Stated task ▸ Could you copy every line of the listing below word for word, leaving the pictures out?

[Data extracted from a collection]
******************************
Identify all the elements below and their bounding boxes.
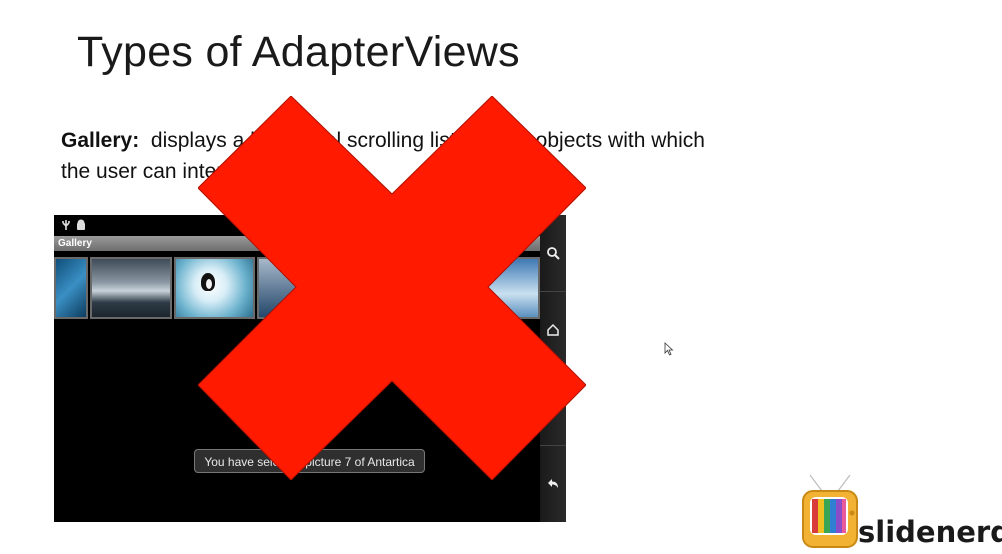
android-icon bbox=[77, 219, 85, 230]
logo-text: slidenerd bbox=[858, 515, 1002, 549]
gallery-thumbnail[interactable] bbox=[90, 257, 172, 319]
gallery-term: Gallery: bbox=[61, 129, 140, 152]
gallery-thumbnail[interactable] bbox=[54, 257, 88, 319]
slide-title: Types of AdapterViews bbox=[77, 28, 520, 76]
mouse-cursor-icon bbox=[664, 342, 674, 356]
usb-icon bbox=[62, 220, 70, 230]
red-x-icon bbox=[198, 96, 586, 480]
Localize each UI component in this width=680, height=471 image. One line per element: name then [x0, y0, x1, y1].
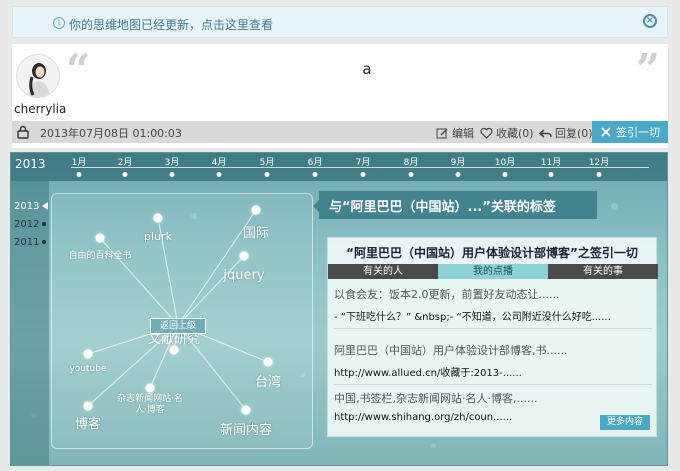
timeline-month-label[interactable]: 5月	[260, 155, 275, 168]
lock-icon	[17, 125, 29, 139]
favorite-label: 收藏(0)	[496, 127, 534, 140]
timeline-year: 2013	[15, 157, 46, 171]
mindmap-node-label[interactable]: 新闻内容	[220, 419, 272, 438]
tools-icon	[601, 127, 611, 137]
post-meta-bar: 2013年07月08日 01:00:03 编辑 收藏(0) 回复(0) 签引一切	[12, 121, 668, 143]
year-label: 2013	[14, 201, 40, 212]
mark-label: 签引一切	[616, 126, 660, 139]
info-icon: i	[53, 17, 65, 29]
mindmap-node-dot[interactable]	[241, 405, 251, 415]
edit-icon	[436, 128, 448, 138]
mindmap-node-dot[interactable]	[263, 357, 273, 367]
year-marker-icon	[42, 240, 47, 244]
mindmap-node-dot[interactable]	[251, 205, 261, 215]
timeline-month-dot[interactable]	[122, 172, 128, 177]
timeline-month-label[interactable]: 8月	[404, 155, 419, 168]
mindmap-node-label[interactable]: jquery	[223, 268, 264, 283]
timeline-month-label[interactable]: 2月	[118, 155, 133, 168]
heart-icon	[480, 127, 493, 139]
more-content-button[interactable]: 更多内容	[600, 415, 650, 430]
entry-subtitle: http://www.allued.cn/收藏于:2013-......	[334, 368, 522, 379]
timeline-month-dot[interactable]	[312, 172, 318, 177]
timeline-bar[interactable]: 2013 1月 2月 3月 4月 5月 6月 7月 8月 9月 10月 11月 12月	[11, 153, 667, 181]
mindmap-node-dot[interactable]	[145, 383, 155, 393]
back-up-button[interactable]: 返回上级	[150, 318, 206, 334]
entry-subtitle: - “下班吃什么？” &nbsp;- “不知道，公司附近没什么好吃......	[334, 312, 611, 323]
card-tab[interactable]: 有关的人	[328, 264, 438, 279]
mindmap-node-dot[interactable]	[83, 349, 93, 359]
related-card: “阿里巴巴（中国站）用户体验设计部博客”之签引一切 有关的人 我的点播 有关的事 以…	[327, 237, 658, 437]
card-tabs: 有关的人 我的点播 有关的事	[328, 264, 658, 279]
timeline-month-dot[interactable]	[502, 172, 508, 177]
post-card: cherrylia “ ” a 2013年07月08日 01:00:03 编辑 …	[12, 44, 668, 148]
post-content: a	[362, 60, 372, 78]
entry-title[interactable]: 以食会友：饭本2.0更新，前置好友动态让......	[334, 286, 652, 302]
year-item[interactable]: 2011	[14, 237, 47, 248]
timeline-month-label[interactable]: 9月	[451, 155, 466, 168]
entry-divider	[334, 328, 652, 329]
entry-title[interactable]: 中国,书签栏,杂志新闻网站·名人·博客,......	[334, 390, 652, 406]
related-tags-title: 与“阿里巴巴（中国站）...”关联的标签	[313, 191, 597, 219]
mindmap-node-dot[interactable]	[153, 213, 163, 223]
close-icon[interactable]: ×	[643, 14, 657, 28]
mindmap-node-label[interactable]: plurk	[144, 230, 172, 243]
mark-everything-button[interactable]: 签引一切	[592, 121, 668, 143]
list-item[interactable]: 以食会友：饭本2.0更新，前置好友动态让...... - “下班吃什么？” &nb…	[334, 286, 652, 323]
timeline-month-label[interactable]: 1月	[72, 155, 87, 168]
timeline-month-label[interactable]: 6月	[308, 155, 323, 168]
year-selector: 2013 2012 2011	[11, 181, 49, 465]
entry-title[interactable]: 阿里巴巴（中国站）用户体验设计部博客,书......	[334, 342, 652, 358]
mindmap-node-dot[interactable]	[95, 233, 105, 243]
year-item[interactable]: 2012	[14, 219, 47, 230]
year-label: 2012	[14, 219, 40, 230]
timeline-month-dot[interactable]	[455, 172, 461, 177]
mindmap-node-label[interactable]: youtube	[69, 364, 106, 374]
timeline-month-dot[interactable]	[360, 172, 366, 177]
reply-label: 回复(0)	[555, 127, 593, 140]
card-tab[interactable]: 我的点播	[438, 264, 548, 279]
timeline-month-label[interactable]: 12月	[589, 155, 609, 168]
post-timestamp: 2013年07月08日 01:00:03	[40, 127, 182, 140]
favorite-button[interactable]: 收藏(0)	[480, 125, 534, 141]
mindmap-node-label[interactable]: 台湾	[255, 371, 281, 390]
year-item[interactable]: 2013	[14, 201, 49, 212]
year-label: 2011	[14, 237, 40, 248]
timeline-month-label[interactable]: 10月	[495, 155, 515, 168]
reply-button[interactable]: 回复(0)	[539, 125, 593, 141]
year-marker-icon	[42, 222, 47, 226]
notice-text[interactable]: 你的思维地图已经更新，点击这里查看	[69, 16, 273, 33]
mindmap-node-dot[interactable]	[239, 251, 249, 261]
timeline-month-dot[interactable]	[216, 172, 222, 177]
list-item[interactable]: 阿里巴巴（中国站）用户体验设计部博客,书...... http://www.all…	[334, 342, 652, 379]
edit-label: 编辑	[452, 127, 474, 140]
mindmap-panel: 2013 1月 2月 3月 4月 5月 6月 7月 8月 9月 10月 11月 12月 2013 201…	[10, 152, 668, 466]
mindmap-node-label[interactable]: 国际	[243, 222, 269, 241]
card-tab[interactable]: 有关的事	[548, 264, 658, 279]
mindmap-node-dot[interactable]	[83, 401, 93, 411]
timeline-month-label[interactable]: 7月	[356, 155, 371, 168]
timeline-month-dot[interactable]	[548, 172, 554, 177]
reply-icon	[539, 128, 552, 138]
card-title: “阿里巴巴（中国站）用户体验设计部博客”之签引一切	[346, 246, 638, 260]
timeline-month-label[interactable]: 4月	[212, 155, 227, 168]
entry-divider	[334, 384, 652, 385]
edit-button[interactable]: 编辑	[436, 125, 474, 141]
timeline-month-dot[interactable]	[264, 172, 270, 177]
timeline-month-label[interactable]: 11月	[541, 155, 561, 168]
username[interactable]: cherrylia	[14, 102, 76, 116]
timeline-month-dot[interactable]	[169, 172, 175, 177]
timeline-month-label[interactable]: 3月	[165, 155, 180, 168]
mindmap-node-label[interactable]: 博客	[75, 413, 101, 432]
mindmap-canvas: plurk 国际 自由的百科全书 jquery youtube 文献研究 台湾 杂志新闻网站·…	[51, 193, 313, 449]
update-notice[interactable]: i 你的思维地图已经更新，点击这里查看 ×	[12, 6, 668, 38]
timeline-month-dot[interactable]	[76, 172, 82, 177]
app-window: i 你的思维地图已经更新，点击这里查看 × cherrylia “ ” a 20…	[0, 0, 680, 471]
mindmap-node-label[interactable]: 自由的百科全书	[68, 248, 131, 261]
timeline-month-dot[interactable]	[596, 172, 602, 177]
year-marker-icon	[42, 202, 49, 210]
timeline-month-dot[interactable]	[408, 172, 414, 177]
mindmap-node-label[interactable]: 杂志新闻网站·名人·博客	[115, 394, 185, 416]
******************************
Solution for this problem ▸
Identify all the elements below and their bounding boxes.
android-icon bbox=[77, 219, 85, 230]
logo-text: slidenerd bbox=[858, 515, 1002, 549]
gallery-thumbnail[interactable] bbox=[90, 257, 172, 319]
gallery-term: Gallery: bbox=[61, 129, 140, 152]
gallery-thumbnail[interactable] bbox=[54, 257, 88, 319]
slide-title: Types of AdapterViews bbox=[77, 28, 520, 76]
mouse-cursor-icon bbox=[664, 342, 674, 356]
usb-icon bbox=[62, 220, 70, 230]
red-x-icon bbox=[198, 96, 586, 480]
Localize each UI component in this width=680, height=471 image. One line per element: name then [x0, y0, x1, y1].
timeline-month-label[interactable]: 5月	[260, 155, 275, 168]
lock-icon	[17, 125, 29, 139]
favorite-label: 收藏(0)	[496, 127, 534, 140]
timeline-year: 2013	[15, 157, 46, 171]
mindmap-node-label[interactable]: 新闻内容	[220, 419, 272, 438]
tools-icon	[601, 127, 611, 137]
post-meta-bar: 2013年07月08日 01:00:03 编辑 收藏(0) 回复(0) 签引一切	[12, 121, 668, 143]
year-label: 2013	[14, 201, 40, 212]
mark-label: 签引一切	[616, 126, 660, 139]
info-icon: i	[53, 17, 65, 29]
mindmap-node-dot[interactable]	[241, 405, 251, 415]
edit-icon	[436, 128, 448, 138]
mindmap-node-dot[interactable]	[263, 357, 273, 367]
year-marker-icon	[42, 240, 47, 244]
mindmap-node-dot[interactable]	[251, 205, 261, 215]
timeline-month-dot[interactable]	[122, 172, 128, 177]
timeline-month-label[interactable]: 8月	[404, 155, 419, 168]
mindmap-node-label[interactable]: jquery	[223, 268, 264, 283]
timeline-month-label[interactable]: 2月	[118, 155, 133, 168]
heart-icon	[480, 127, 493, 139]
more-content-button[interactable]: 更多内容	[600, 415, 650, 430]
entry-subtitle: http://www.allued.cn/收藏于:2013-......	[334, 368, 522, 379]
timeline-month-dot[interactable]	[312, 172, 318, 177]
timeline-bar[interactable]: 2013 1月 2月 3月 4月 5月 6月 7月 8月 9月 10月 11月 12月	[11, 153, 667, 181]
mindmap-node-dot[interactable]	[145, 383, 155, 393]
back-up-button[interactable]: 返回上级	[150, 318, 206, 334]
entry-subtitle: - “下班吃什么？” &nbsp;- “不知道，公司附近没什么好吃......	[334, 312, 611, 323]
card-tab[interactable]: 有关的人	[328, 264, 438, 279]
mindmap-node-dot[interactable]	[83, 349, 93, 359]
related-card: “阿里巴巴（中国站）用户体验设计部博客”之签引一切 有关的人 我的点播 有关的事 以…	[327, 237, 658, 437]
card-tabs: 有关的人 我的点播 有关的事	[328, 264, 658, 279]
timeline-month-dot[interactable]	[502, 172, 508, 177]
post-card: cherrylia “ ” a 2013年07月08日 01:00:03 编辑 …	[12, 44, 668, 148]
post-content: a	[362, 60, 372, 78]
entry-title[interactable]: 以食会友：饭本2.0更新，前置好友动态让......	[334, 286, 652, 302]
year-item[interactable]: 2011	[14, 237, 47, 248]
timeline-month-label[interactable]: 9月	[451, 155, 466, 168]
entry-divider	[334, 328, 652, 329]
entry-title[interactable]: 中国,书签栏,杂志新闻网站·名人·博客,......	[334, 390, 652, 406]
related-tags-title: 与“阿里巴巴（中国站）...”关联的标签	[313, 191, 597, 219]
mindmap-node-dot[interactable]	[153, 213, 163, 223]
close-icon[interactable]: ×	[643, 14, 657, 28]
mindmap-node-label[interactable]: plurk	[144, 230, 172, 243]
mark-everything-button[interactable]: 签引一切	[592, 121, 668, 143]
list-item[interactable]: 以食会友：饭本2.0更新，前置好友动态让...... - “下班吃什么？” &nb…	[334, 286, 652, 323]
timeline-month-label[interactable]: 1月	[72, 155, 87, 168]
timeline-month-label[interactable]: 6月	[308, 155, 323, 168]
year-selector: 2013 2012 2011	[11, 181, 49, 465]
entry-title[interactable]: 阿里巴巴（中国站）用户体验设计部博客,书......	[334, 342, 652, 358]
mindmap-node-dot[interactable]	[95, 233, 105, 243]
year-item[interactable]: 2012	[14, 219, 47, 230]
year-label: 2012	[14, 219, 40, 230]
timeline-month-dot[interactable]	[455, 172, 461, 177]
mindmap-node-label[interactable]: youtube	[69, 364, 106, 374]
timeline-month-dot[interactable]	[360, 172, 366, 177]
reply-label: 回复(0)	[555, 127, 593, 140]
card-tab[interactable]: 我的点播	[438, 264, 548, 279]
timeline-month-label[interactable]: 12月	[589, 155, 609, 168]
post-timestamp: 2013年07月08日 01:00:03	[40, 127, 182, 140]
favorite-button[interactable]: 收藏(0)	[480, 125, 534, 141]
mindmap-node-label[interactable]: 台湾	[255, 371, 281, 390]
year-item[interactable]: 2013	[14, 201, 49, 212]
year-label: 2011	[14, 237, 40, 248]
timeline-month-label[interactable]: 10月	[495, 155, 515, 168]
reply-button[interactable]: 回复(0)	[539, 125, 593, 141]
year-marker-icon	[42, 222, 47, 226]
notice-text[interactable]: 你的思维地图已经更新，点击这里查看	[69, 16, 273, 33]
mindmap-node-dot[interactable]	[239, 251, 249, 261]
timeline-month-dot[interactable]	[216, 172, 222, 177]
list-item[interactable]: 阿里巴巴（中国站）用户体验设计部博客,书...... http://www.all…	[334, 342, 652, 379]
edit-label: 编辑	[452, 127, 474, 140]
mindmap-panel: 2013 1月 2月 3月 4月 5月 6月 7月 8月 9月 10月 11月 12月 2013 201…	[10, 152, 668, 466]
mindmap-node-label[interactable]: 国际	[243, 222, 269, 241]
card-tab[interactable]: 有关的事	[548, 264, 658, 279]
mindmap-node-dot[interactable]	[83, 401, 93, 411]
timeline-month-label[interactable]: 7月	[356, 155, 371, 168]
timeline-month-dot[interactable]	[548, 172, 554, 177]
reply-icon	[539, 128, 552, 138]
card-title: “阿里巴巴（中国站）用户体验设计部博客”之签引一切	[346, 246, 638, 260]
timeline-month-label[interactable]: 4月	[212, 155, 227, 168]
entry-divider	[334, 384, 652, 385]
edit-button[interactable]: 编辑	[436, 125, 474, 141]
timeline-month-dot[interactable]	[264, 172, 270, 177]
timeline-month-label[interactable]: 11月	[541, 155, 561, 168]
username[interactable]: cherrylia	[14, 102, 76, 116]
timeline-month-dot[interactable]	[169, 172, 175, 177]
timeline-month-label[interactable]: 3月	[165, 155, 180, 168]
mindmap-node-label[interactable]: 博客	[75, 413, 101, 432]
mindmap-canvas: plurk 国际 自由的百科全书 jquery youtube 文献研究 台湾 杂志新闻网站·…	[51, 193, 313, 449]
update-notice[interactable]: i 你的思维地图已经更新，点击这里查看 ×	[12, 6, 668, 38]
timeline-month-dot[interactable]	[76, 172, 82, 177]
app-window: i 你的思维地图已经更新，点击这里查看 × cherrylia “ ” a 20…	[0, 0, 680, 471]
mindmap-node-label[interactable]: 自由的百科全书	[68, 248, 131, 261]
timeline-month-dot[interactable]	[596, 172, 602, 177]
year-marker-icon	[42, 202, 49, 210]
timeline-month-dot[interactable]	[408, 172, 414, 177]
mindmap-node-label[interactable]: 杂志新闻网站·名人·博客	[115, 394, 185, 416]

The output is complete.